Give only the number of lines in the records below that contain the word "Dust".

************

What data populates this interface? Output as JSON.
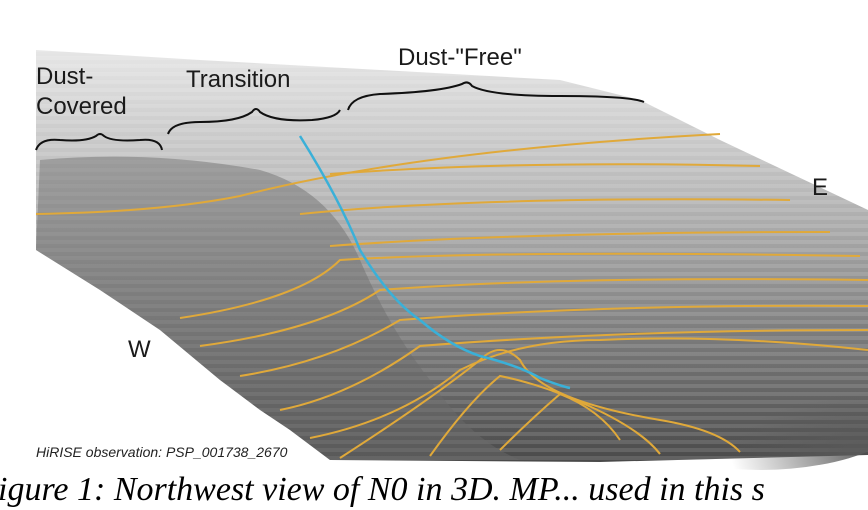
{
  "labels": {
    "dust_covered": "Dust-Covered",
    "transition": "Transition",
    "dust_free": "Dust-\"Free\"",
    "east": "E",
    "west": "W"
  },
  "source_note": "HiRISE observation: PSP_001738_2670",
  "caption": "igure 1: Northwest view of N0 in 3D. MP... used in this s",
  "colors": {
    "contour_lines": "#e0a93a",
    "profile_line": "#3ab0d8",
    "terrain_light": "#d9d9d9",
    "terrain_dark": "#3c3c3c",
    "brace_lines": "#111111"
  }
}
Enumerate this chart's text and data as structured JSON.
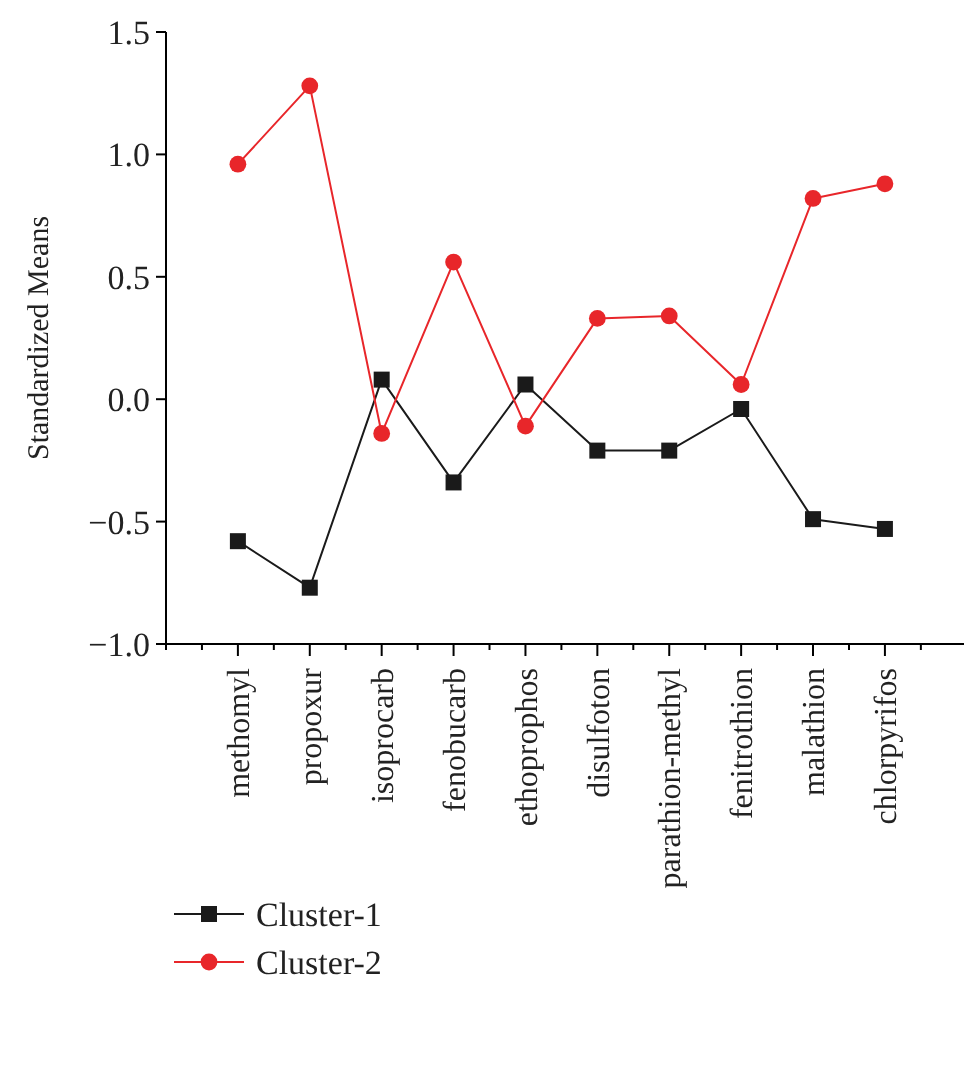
{
  "chart_data": {
    "type": "line",
    "ylabel": "Standardized Means",
    "categories": [
      "methomyl",
      "propoxur",
      "isoprocarb",
      "fenobucarb",
      "ethoprophos",
      "disulfoton",
      "parathion-methyl",
      "fenitrothion",
      "malathion",
      "chlorpyrifos"
    ],
    "series": [
      {
        "name": "Cluster-1",
        "color": "#1a1a1a",
        "marker": "square",
        "values": [
          -0.58,
          -0.77,
          0.08,
          -0.34,
          0.06,
          -0.21,
          -0.21,
          -0.04,
          -0.49,
          -0.53
        ]
      },
      {
        "name": "Cluster-2",
        "color": "#e8262a",
        "marker": "circle",
        "values": [
          0.96,
          1.28,
          -0.14,
          0.56,
          -0.11,
          0.33,
          0.34,
          0.06,
          0.82,
          0.88
        ]
      }
    ],
    "ylim": [
      -1.0,
      1.5
    ],
    "yticks": [
      {
        "value": -1,
        "label": "−1.0"
      },
      {
        "value": -0.5,
        "label": "−0.5"
      },
      {
        "value": 0,
        "label": "0.0"
      },
      {
        "value": 0.5,
        "label": "0.5"
      },
      {
        "value": 1,
        "label": "1.0"
      },
      {
        "value": 1.5,
        "label": "1.5"
      }
    ],
    "legend": "bottom",
    "grid": false,
    "line_style": "solid"
  }
}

************

■ Output below ■
2